[Start Records for this task]

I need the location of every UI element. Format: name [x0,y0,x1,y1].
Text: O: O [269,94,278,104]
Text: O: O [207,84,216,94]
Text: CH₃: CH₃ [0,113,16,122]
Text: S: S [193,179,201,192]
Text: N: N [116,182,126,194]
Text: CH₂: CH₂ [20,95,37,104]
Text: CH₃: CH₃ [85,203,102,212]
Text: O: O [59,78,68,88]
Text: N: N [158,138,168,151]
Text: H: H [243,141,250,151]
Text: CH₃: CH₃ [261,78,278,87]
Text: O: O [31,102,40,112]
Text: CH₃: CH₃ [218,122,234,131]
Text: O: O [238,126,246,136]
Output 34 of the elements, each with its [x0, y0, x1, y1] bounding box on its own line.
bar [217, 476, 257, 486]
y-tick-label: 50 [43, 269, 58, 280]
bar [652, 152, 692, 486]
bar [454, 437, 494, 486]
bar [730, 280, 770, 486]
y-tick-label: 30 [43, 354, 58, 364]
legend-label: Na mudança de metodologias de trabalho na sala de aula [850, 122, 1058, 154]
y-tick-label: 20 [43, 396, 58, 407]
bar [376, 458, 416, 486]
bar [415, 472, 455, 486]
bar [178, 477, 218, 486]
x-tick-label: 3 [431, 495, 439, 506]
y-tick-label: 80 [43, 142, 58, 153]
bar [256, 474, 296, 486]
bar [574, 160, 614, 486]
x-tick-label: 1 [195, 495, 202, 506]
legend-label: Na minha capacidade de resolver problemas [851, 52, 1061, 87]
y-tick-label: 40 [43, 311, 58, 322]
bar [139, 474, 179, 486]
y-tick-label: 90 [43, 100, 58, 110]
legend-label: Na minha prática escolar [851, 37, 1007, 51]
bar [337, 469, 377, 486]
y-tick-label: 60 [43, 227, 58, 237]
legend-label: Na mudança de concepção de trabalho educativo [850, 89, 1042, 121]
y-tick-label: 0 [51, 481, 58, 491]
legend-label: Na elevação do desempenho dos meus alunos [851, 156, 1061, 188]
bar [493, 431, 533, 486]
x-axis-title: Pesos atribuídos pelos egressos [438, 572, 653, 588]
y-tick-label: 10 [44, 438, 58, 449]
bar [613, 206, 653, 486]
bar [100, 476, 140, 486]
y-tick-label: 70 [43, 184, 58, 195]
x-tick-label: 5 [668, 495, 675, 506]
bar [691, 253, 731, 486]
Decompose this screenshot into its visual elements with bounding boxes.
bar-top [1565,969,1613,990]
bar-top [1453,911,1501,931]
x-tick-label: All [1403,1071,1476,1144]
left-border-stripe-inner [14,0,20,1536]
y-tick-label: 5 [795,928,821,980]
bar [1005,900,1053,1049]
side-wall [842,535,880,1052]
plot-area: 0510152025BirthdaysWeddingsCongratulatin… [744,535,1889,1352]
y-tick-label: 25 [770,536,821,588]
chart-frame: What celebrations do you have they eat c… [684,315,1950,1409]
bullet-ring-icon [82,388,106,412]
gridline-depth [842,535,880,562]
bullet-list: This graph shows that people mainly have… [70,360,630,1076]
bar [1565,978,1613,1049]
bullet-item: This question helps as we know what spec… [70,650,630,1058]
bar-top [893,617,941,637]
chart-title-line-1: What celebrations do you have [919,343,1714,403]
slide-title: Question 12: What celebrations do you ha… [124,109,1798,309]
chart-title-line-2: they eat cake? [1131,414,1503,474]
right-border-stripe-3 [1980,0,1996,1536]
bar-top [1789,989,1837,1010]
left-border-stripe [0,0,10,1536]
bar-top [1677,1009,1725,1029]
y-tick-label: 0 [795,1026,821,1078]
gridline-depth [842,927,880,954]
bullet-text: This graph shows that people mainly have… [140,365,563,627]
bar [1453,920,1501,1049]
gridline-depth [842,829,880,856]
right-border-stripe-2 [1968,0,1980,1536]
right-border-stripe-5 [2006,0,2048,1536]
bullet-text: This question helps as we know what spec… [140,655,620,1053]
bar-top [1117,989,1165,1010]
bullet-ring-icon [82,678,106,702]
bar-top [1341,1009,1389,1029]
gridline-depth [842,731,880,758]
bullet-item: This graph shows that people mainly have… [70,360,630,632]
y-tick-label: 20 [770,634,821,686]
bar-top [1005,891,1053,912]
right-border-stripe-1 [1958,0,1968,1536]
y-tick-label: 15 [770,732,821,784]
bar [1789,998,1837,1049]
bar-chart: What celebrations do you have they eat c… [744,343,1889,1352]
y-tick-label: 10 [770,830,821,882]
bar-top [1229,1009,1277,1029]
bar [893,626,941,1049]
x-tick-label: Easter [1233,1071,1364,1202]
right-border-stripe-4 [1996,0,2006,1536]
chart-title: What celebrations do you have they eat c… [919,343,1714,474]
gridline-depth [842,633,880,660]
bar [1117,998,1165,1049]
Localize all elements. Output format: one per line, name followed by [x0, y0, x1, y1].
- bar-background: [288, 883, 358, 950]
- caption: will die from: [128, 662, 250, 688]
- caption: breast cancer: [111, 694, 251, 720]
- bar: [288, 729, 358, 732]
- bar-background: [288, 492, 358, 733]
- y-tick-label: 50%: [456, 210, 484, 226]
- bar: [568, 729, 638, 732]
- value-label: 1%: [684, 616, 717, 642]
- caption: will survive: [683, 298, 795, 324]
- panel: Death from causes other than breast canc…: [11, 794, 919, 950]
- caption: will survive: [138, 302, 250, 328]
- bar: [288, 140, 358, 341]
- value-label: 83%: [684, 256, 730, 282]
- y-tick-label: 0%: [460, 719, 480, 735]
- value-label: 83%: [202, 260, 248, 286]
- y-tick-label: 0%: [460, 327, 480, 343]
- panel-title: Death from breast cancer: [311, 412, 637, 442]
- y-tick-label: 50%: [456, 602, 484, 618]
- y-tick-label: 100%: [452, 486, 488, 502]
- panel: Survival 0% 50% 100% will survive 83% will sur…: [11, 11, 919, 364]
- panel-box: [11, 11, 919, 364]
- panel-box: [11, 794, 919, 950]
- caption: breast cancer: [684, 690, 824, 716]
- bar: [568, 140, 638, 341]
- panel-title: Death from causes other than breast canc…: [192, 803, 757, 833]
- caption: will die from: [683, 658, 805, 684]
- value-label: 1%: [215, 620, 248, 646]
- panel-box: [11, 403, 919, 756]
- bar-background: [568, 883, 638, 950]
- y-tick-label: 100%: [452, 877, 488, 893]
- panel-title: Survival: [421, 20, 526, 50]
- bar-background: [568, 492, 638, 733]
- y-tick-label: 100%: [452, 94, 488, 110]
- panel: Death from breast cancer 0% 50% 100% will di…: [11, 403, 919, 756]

[End Records for this task]

Could you reproduce all of the rows above, line for line, with no changes?

▸ Written reply
I need the location of every UI element. Format: name [x0,y0,x1,y1].
Text: O: O [269,94,278,104]
Text: O: O [207,84,216,94]
Text: CH₃: CH₃ [0,113,16,122]
Text: S: S [193,179,201,192]
Text: N: N [116,182,126,194]
Text: CH₂: CH₂ [20,95,37,104]
Text: CH₃: CH₃ [85,203,102,212]
Text: O: O [59,78,68,88]
Text: N: N [158,138,168,151]
Text: H: H [243,141,250,151]
Text: CH₃: CH₃ [261,78,278,87]
Text: O: O [31,102,40,112]
Text: CH₃: CH₃ [218,122,234,131]
Text: O: O [238,126,246,136]
Output 34 of the elements, each with its [x0, y0, x1, y1] bounding box on its own line.
bar [217, 476, 257, 486]
y-tick-label: 50 [43, 269, 58, 280]
bar [652, 152, 692, 486]
bar [454, 437, 494, 486]
bar [730, 280, 770, 486]
y-tick-label: 30 [43, 354, 58, 364]
legend-label: Na mudança de metodologias de trabalho na sala de aula [850, 122, 1058, 154]
y-tick-label: 20 [43, 396, 58, 407]
bar [376, 458, 416, 486]
bar [415, 472, 455, 486]
bar [178, 477, 218, 486]
x-tick-label: 3 [431, 495, 439, 506]
y-tick-label: 80 [43, 142, 58, 153]
bar [256, 474, 296, 486]
bar [574, 160, 614, 486]
x-tick-label: 1 [195, 495, 202, 506]
legend-label: Na minha capacidade de resolver problemas [851, 52, 1061, 87]
y-tick-label: 40 [43, 311, 58, 322]
bar [139, 474, 179, 486]
y-tick-label: 90 [43, 100, 58, 110]
legend-label: Na minha prática escolar [851, 37, 1007, 51]
bar [337, 469, 377, 486]
y-tick-label: 60 [43, 227, 58, 237]
legend-label: Na mudança de concepção de trabalho educativo [850, 89, 1042, 121]
y-tick-label: 0 [51, 481, 58, 491]
legend-label: Na elevação do desempenho dos meus alunos [851, 156, 1061, 188]
bar [493, 431, 533, 486]
x-axis-title: Pesos atribuídos pelos egressos [438, 572, 653, 588]
y-tick-label: 10 [44, 438, 58, 449]
bar [613, 206, 653, 486]
bar [100, 476, 140, 486]
y-tick-label: 70 [43, 184, 58, 195]
x-tick-label: 5 [668, 495, 675, 506]
bar [691, 253, 731, 486]
Decompose this screenshot into its visual elements with bounding boxes.
bar-top [1565,969,1613,990]
bar-top [1453,911,1501,931]
x-tick-label: All [1403,1071,1476,1144]
left-border-stripe-inner [14,0,20,1536]
y-tick-label: 5 [795,928,821,980]
bar [1005,900,1053,1049]
side-wall [842,535,880,1052]
plot-area: 0510152025BirthdaysWeddingsCongratulatin… [744,535,1889,1352]
y-tick-label: 25 [770,536,821,588]
chart-frame: What celebrations do you have they eat c… [684,315,1950,1409]
bullet-ring-icon [82,388,106,412]
gridline-depth [842,535,880,562]
bullet-list: This graph shows that people mainly have… [70,360,630,1076]
bar [1565,978,1613,1049]
bullet-item: This question helps as we know what spec… [70,650,630,1058]
bar-top [893,617,941,637]
chart-title-line-1: What celebrations do you have [919,343,1714,403]
slide-title: Question 12: What celebrations do you ha… [124,109,1798,309]
chart-title-line-2: they eat cake? [1131,414,1503,474]
right-border-stripe-3 [1980,0,1996,1536]
bar-top [1789,989,1837,1010]
left-border-stripe [0,0,10,1536]
bar-top [1677,1009,1725,1029]
y-tick-label: 0 [795,1026,821,1078]
gridline-depth [842,927,880,954]
bullet-text: This graph shows that people mainly have… [140,365,563,627]
bar [1453,920,1501,1049]
gridline-depth [842,829,880,856]
right-border-stripe-2 [1968,0,1980,1536]
right-border-stripe-5 [2006,0,2048,1536]
bullet-text: This question helps as we know what spec… [140,655,620,1053]
bar-top [1117,989,1165,1010]
bullet-ring-icon [82,678,106,702]
bar-top [1341,1009,1389,1029]
gridline-depth [842,731,880,758]
bullet-item: This graph shows that people mainly have… [70,360,630,632]
y-tick-label: 20 [770,634,821,686]
bar-top [1005,891,1053,912]
right-border-stripe-1 [1958,0,1968,1536]
y-tick-label: 15 [770,732,821,784]
bar [1789,998,1837,1049]
bar-chart: What celebrations do you have they eat c… [744,343,1889,1352]
y-tick-label: 10 [770,830,821,882]
bar-top [1229,1009,1277,1029]
bar [893,626,941,1049]
x-tick-label: Easter [1233,1071,1364,1202]
right-border-stripe-4 [1996,0,2006,1536]
chart-title: What celebrations do you have they eat c… [919,343,1714,474]
gridline-depth [842,633,880,660]
bar [1117,998,1165,1049]
Localize all elements. Output format: one per line, name followed by [x0, y0, x1, y1].
- bar-background: [288, 883, 358, 950]
- caption: will die from: [128, 662, 250, 688]
- caption: breast cancer: [111, 694, 251, 720]
- bar: [288, 729, 358, 732]
- bar-background: [288, 492, 358, 733]
- y-tick-label: 50%: [456, 210, 484, 226]
- bar: [568, 729, 638, 732]
- value-label: 1%: [684, 616, 717, 642]
- caption: will survive: [683, 298, 795, 324]
- panel: Death from causes other than breast canc…: [11, 794, 919, 950]
- caption: will survive: [138, 302, 250, 328]
- bar: [288, 140, 358, 341]
- value-label: 83%: [684, 256, 730, 282]
- y-tick-label: 0%: [460, 719, 480, 735]
- value-label: 83%: [202, 260, 248, 286]
- y-tick-label: 0%: [460, 327, 480, 343]
- panel-title: Death from breast cancer: [311, 412, 637, 442]
- y-tick-label: 50%: [456, 602, 484, 618]
- y-tick-label: 100%: [452, 486, 488, 502]
- panel: Survival 0% 50% 100% will survive 83% will sur…: [11, 11, 919, 364]
- panel-box: [11, 11, 919, 364]
- panel-box: [11, 794, 919, 950]
- caption: breast cancer: [684, 690, 824, 716]
- bar: [568, 140, 638, 341]
- panel-title: Death from causes other than breast canc…: [192, 803, 757, 833]
- caption: will die from: [683, 658, 805, 684]
- value-label: 1%: [215, 620, 248, 646]
- panel-box: [11, 403, 919, 756]
- bar-background: [568, 883, 638, 950]
- y-tick-label: 100%: [452, 877, 488, 893]
- panel-title: Survival: [421, 20, 526, 50]
- bar-background: [568, 492, 638, 733]
- y-tick-label: 100%: [452, 94, 488, 110]
- panel: Death from breast cancer 0% 50% 100% will di…: [11, 403, 919, 756]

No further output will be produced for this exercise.